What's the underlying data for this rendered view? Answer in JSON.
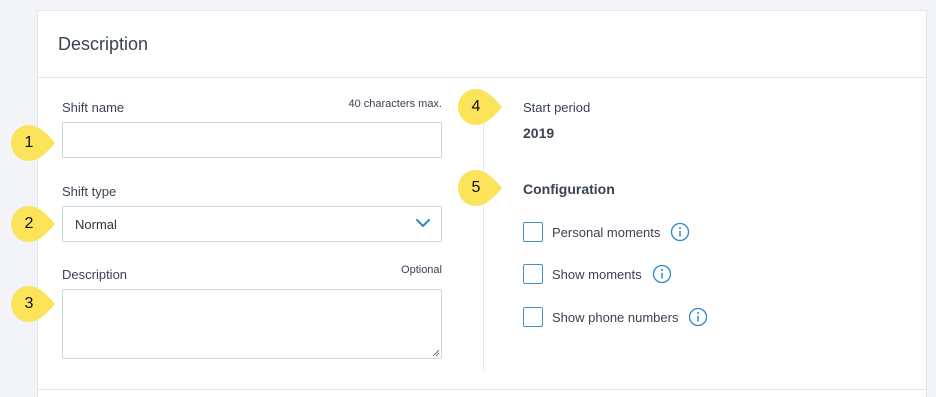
{
  "header": {
    "title": "Description"
  },
  "shift_name": {
    "label": "Shift name",
    "hint": "40 characters max.",
    "value": "",
    "placeholder": ""
  },
  "shift_type": {
    "label": "Shift type",
    "selected": "Normal"
  },
  "description": {
    "label": "Description",
    "hint": "Optional",
    "value": ""
  },
  "start_period": {
    "label": "Start period",
    "value": "2019"
  },
  "configuration": {
    "title": "Configuration",
    "options": [
      {
        "label": "Personal moments",
        "checked": false
      },
      {
        "label": "Show moments",
        "checked": false
      },
      {
        "label": "Show phone numbers",
        "checked": false
      }
    ]
  },
  "callouts": [
    "1",
    "2",
    "3",
    "4",
    "5"
  ],
  "colors": {
    "callout": "#fbe35a",
    "accent": "#2f86c8",
    "border": "#c6d9e3"
  },
  "icons": {
    "select_chevron": "chevron-down-icon",
    "info": "info-icon"
  }
}
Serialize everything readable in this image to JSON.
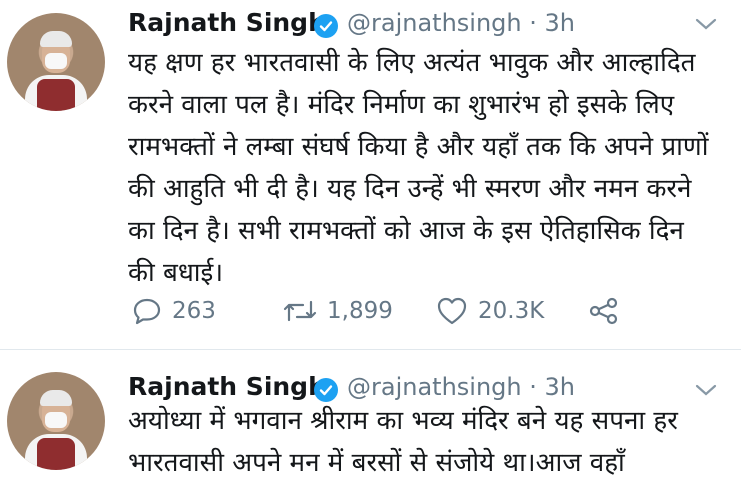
{
  "tweets": [
    {
      "name": "Rajnath Singh",
      "handle": "@rajnathsingh · 3h",
      "text": "यह क्षण हर भारतवासी के लिए अत्यंत भावुक और आल्हादित करने वाला पल है। मंदिर निर्माण का शुभारंभ हो इसके लिए रामभक्तों ने लम्बा संघर्ष किया है और यहाँ तक कि अपने प्राणों की आहुति भी दी है। यह दिन उन्हें भी स्मरण और नमन करने का दिन है। सभी रामभक्तों को आज के इस ऐतिहासिक दिन की बधाई।",
      "replies": "263",
      "retweets": "1,899",
      "likes": "20.3K"
    },
    {
      "name": "Rajnath Singh",
      "handle": "@rajnathsingh · 3h",
      "text": "अयोध्या में भगवान श्रीराम का भव्य मंदिर बने यह सपना हर भारतवासी अपने मन में बरसों से संजोये था।आज वहाँ"
    }
  ],
  "icons": {
    "verified": "verified-badge-icon",
    "chevron": "chevron-down-icon",
    "reply": "reply-icon",
    "retweet": "retweet-icon",
    "like": "heart-icon",
    "share": "share-icon"
  },
  "colors": {
    "verified": "#1da1f2",
    "meta": "#657786",
    "text": "#14171a"
  }
}
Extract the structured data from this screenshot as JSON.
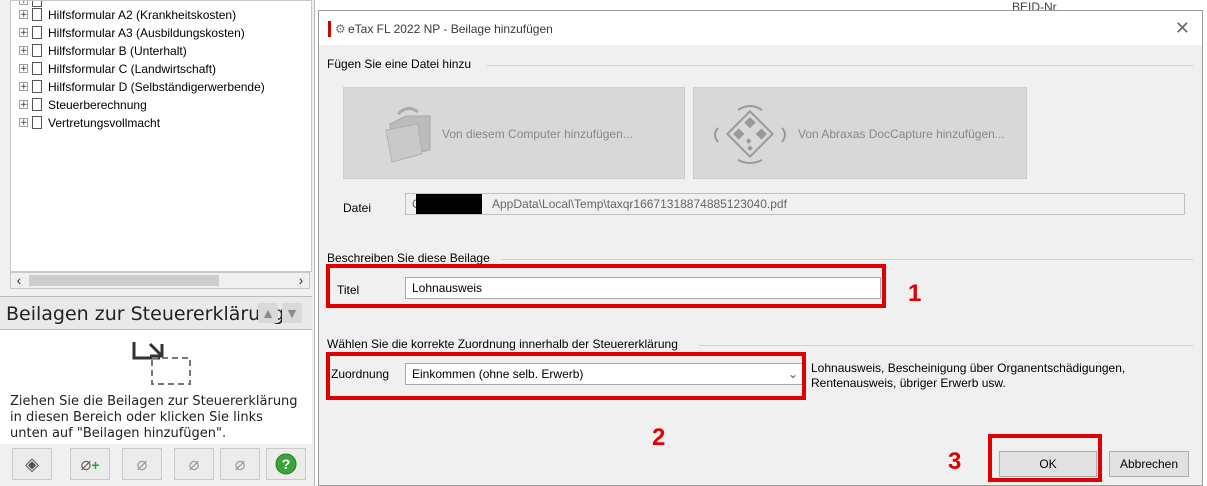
{
  "tree": {
    "items": [
      {
        "label": "Hilfsformular A2 (Krankheitskosten)"
      },
      {
        "label": "Hilfsformular A3 (Ausbildungskosten)"
      },
      {
        "label": "Hilfsformular B (Unterhalt)"
      },
      {
        "label": "Hilfsformular C (Landwirtschaft)"
      },
      {
        "label": "Hilfsformular D (Selbständigerwerbende)"
      },
      {
        "label": "Steuerberechnung"
      },
      {
        "label": "Vertretungsvollmacht"
      }
    ]
  },
  "beilagen": {
    "title": "Beilagen zur Steuererklärung",
    "drop_text": "Ziehen Sie die Beilagen zur Steuererklärung\nin diesen Bereich oder klicken Sie links\nunten auf \"Beilagen hinzufügen\"."
  },
  "dialog": {
    "title": "eTax FL 2022 NP - Beilage hinzufügen",
    "section_add": "Fügen Sie eine Datei hinzu",
    "btn_computer": "Von diesem Computer hinzufügen...",
    "btn_doccapture": "Von Abraxas DocCapture hinzufügen...",
    "datei_label": "Datei",
    "datei_prefix": "C:",
    "datei_value": "AppData\\Local\\Temp\\taxqr16671318874885123040.pdf",
    "section_describe": "Beschreiben Sie diese Beilage",
    "titel_label": "Titel",
    "titel_value": "Lohnausweis",
    "section_zuordnung": "Wählen Sie die korrekte Zuordnung innerhalb der Steuererklärung",
    "zuordnung_label": "Zuordnung",
    "zuordnung_value": "Einkommen (ohne selb. Erwerb)",
    "zuordnung_desc": "Lohnausweis, Bescheinigung über Organentschädigungen,\nRentenausweis, übriger Erwerb usw.",
    "ok": "OK",
    "cancel": "Abbrechen"
  },
  "annotations": [
    "1",
    "2",
    "3"
  ],
  "right_fragment": "BEID-Nr.",
  "colors": {
    "annotation": "#e00000",
    "accent": "#d10000"
  },
  "icons": [
    "expander-plus-icon",
    "document-icon",
    "folder-icon",
    "qr-scan-icon",
    "chevron-down-icon",
    "close-icon",
    "help-icon",
    "attachment-add-icon"
  ]
}
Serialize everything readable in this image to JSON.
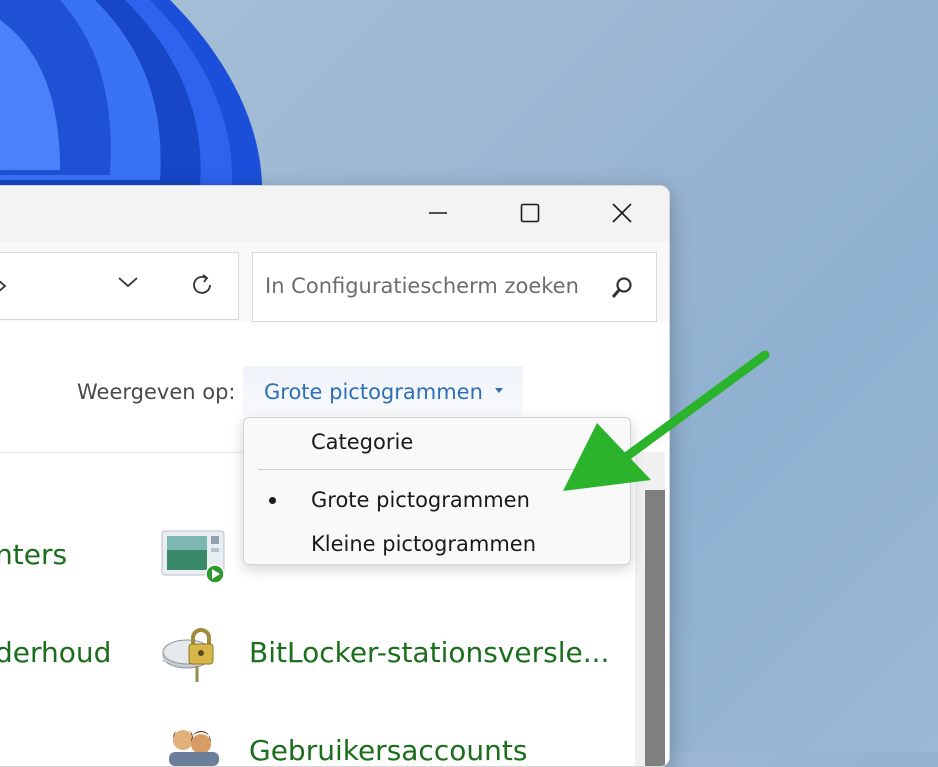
{
  "window": {
    "close_icon": "close-icon",
    "maximize_icon": "maximize-icon",
    "minimize_icon": "minimize-icon"
  },
  "search": {
    "placeholder": "In Configuratiescherm zoeken"
  },
  "viewby": {
    "label": "Weergeven op:",
    "value": "Grote pictogrammen"
  },
  "menu": {
    "items": [
      {
        "label": "Categorie",
        "selected": false
      },
      {
        "label": "Grote pictogrammen",
        "selected": true
      },
      {
        "label": "Kleine pictogrammen",
        "selected": false
      }
    ]
  },
  "items": [
    {
      "label": "nters"
    },
    {
      "label": "derhoud"
    },
    {
      "label": "BitLocker-stationsversle..."
    },
    {
      "label": "Gebruikersaccounts"
    }
  ],
  "colors": {
    "accent_link": "#2f6fb3",
    "item_green": "#1b6e1b",
    "arrow_green": "#2bb32b"
  }
}
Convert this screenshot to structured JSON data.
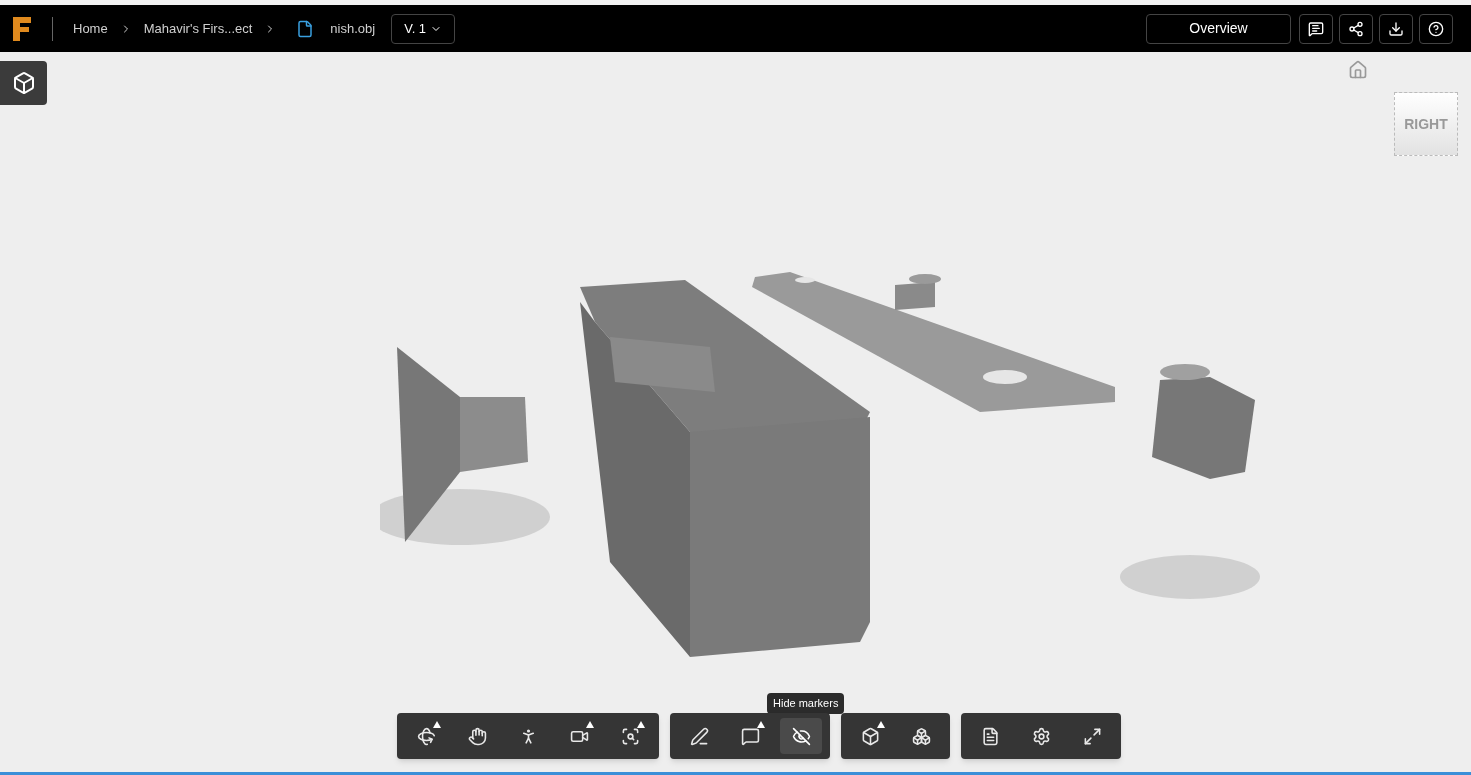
{
  "breadcrumbs": [
    {
      "label": "Home",
      "kind": "link"
    },
    {
      "label": "Mahavir's Firs...ect",
      "kind": "link"
    },
    {
      "label": "nish.obj",
      "kind": "file"
    }
  ],
  "version": "V. 1",
  "header_buttons": [
    {
      "label": "Overview",
      "kind": "text"
    },
    {
      "kind": "comments"
    },
    {
      "kind": "share"
    },
    {
      "kind": "download"
    },
    {
      "kind": "help"
    }
  ],
  "view_cube": {
    "face": "RIGHT"
  },
  "tooltip": "Hide markers",
  "toolbar": [
    [
      {
        "kind": "orbit",
        "menu": true,
        "selected": false
      },
      {
        "kind": "pan",
        "menu": false,
        "selected": false
      },
      {
        "kind": "walk",
        "menu": false,
        "selected": false
      },
      {
        "kind": "camera",
        "menu": true,
        "selected": false
      },
      {
        "kind": "zoom-window",
        "menu": true,
        "selected": false
      }
    ],
    [
      {
        "kind": "markup",
        "menu": false,
        "selected": false
      },
      {
        "kind": "comment",
        "menu": true,
        "selected": false
      },
      {
        "kind": "hide-markers",
        "menu": false,
        "selected": true
      }
    ],
    [
      {
        "kind": "explode",
        "menu": true,
        "selected": false
      },
      {
        "kind": "model",
        "menu": false,
        "selected": false
      }
    ],
    [
      {
        "kind": "properties",
        "menu": false,
        "selected": false
      },
      {
        "kind": "settings",
        "menu": false,
        "selected": false
      },
      {
        "kind": "fullscreen",
        "menu": false,
        "selected": false
      }
    ]
  ]
}
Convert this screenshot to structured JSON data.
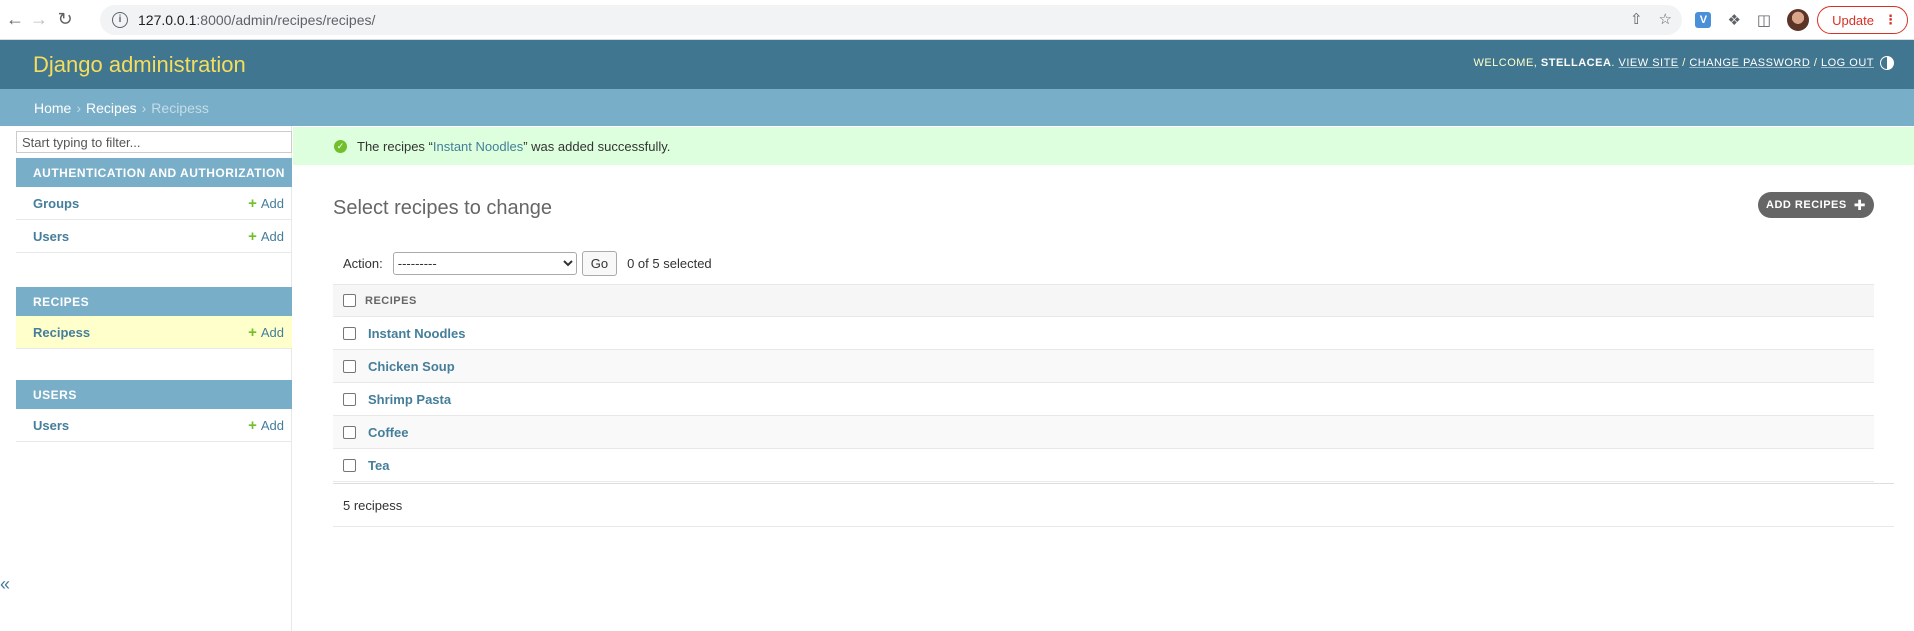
{
  "browser": {
    "url_host": "127.0.0.1",
    "url_path": ":8000/admin/recipes/recipes/",
    "update_label": "Update",
    "extension_label": "V"
  },
  "header": {
    "site_title": "Django administration",
    "welcome": "Welcome,",
    "username": "stellacea",
    "view_site": "View site",
    "change_password": "Change password",
    "log_out": "Log out"
  },
  "breadcrumbs": {
    "home": "Home",
    "app": "Recipes",
    "current": "Recipess",
    "separator": "›"
  },
  "sidebar": {
    "filter_placeholder": "Start typing to filter...",
    "add_label": "Add",
    "apps": [
      {
        "caption": "Authentication and Authorization",
        "models": [
          "Groups",
          "Users"
        ]
      },
      {
        "caption": "Recipes",
        "models": [
          "Recipess"
        ]
      },
      {
        "caption": "Users",
        "models": [
          "Users"
        ]
      }
    ],
    "collapse_glyph": "«"
  },
  "message": {
    "prefix": "The recipes “",
    "link": "Instant Noodles",
    "suffix": "” was added successfully."
  },
  "content": {
    "title": "Select recipes to change",
    "add_button": "Add recipes",
    "action_label": "Action:",
    "action_selected": "---------",
    "go_label": "Go",
    "counter": "0 of 5 selected",
    "column_header": "Recipes",
    "rows": [
      "Instant Noodles",
      "Chicken Soup",
      "Shrimp Pasta",
      "Coffee",
      "Tea"
    ],
    "paginator": "5 recipess"
  },
  "colors": {
    "header_bg": "#417690",
    "breadcrumb_bg": "#79aec8",
    "site_title": "#f5dd5d",
    "link": "#447e9b",
    "success_bg": "#ddffdd",
    "add_green": "#70bf2b"
  }
}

===============

Problem details>
Where a line in the material above holds "Grote", copy that line.

Worked solution>
    "value": "Grote pictogrammen"
        "label": "Grote pictogrammen",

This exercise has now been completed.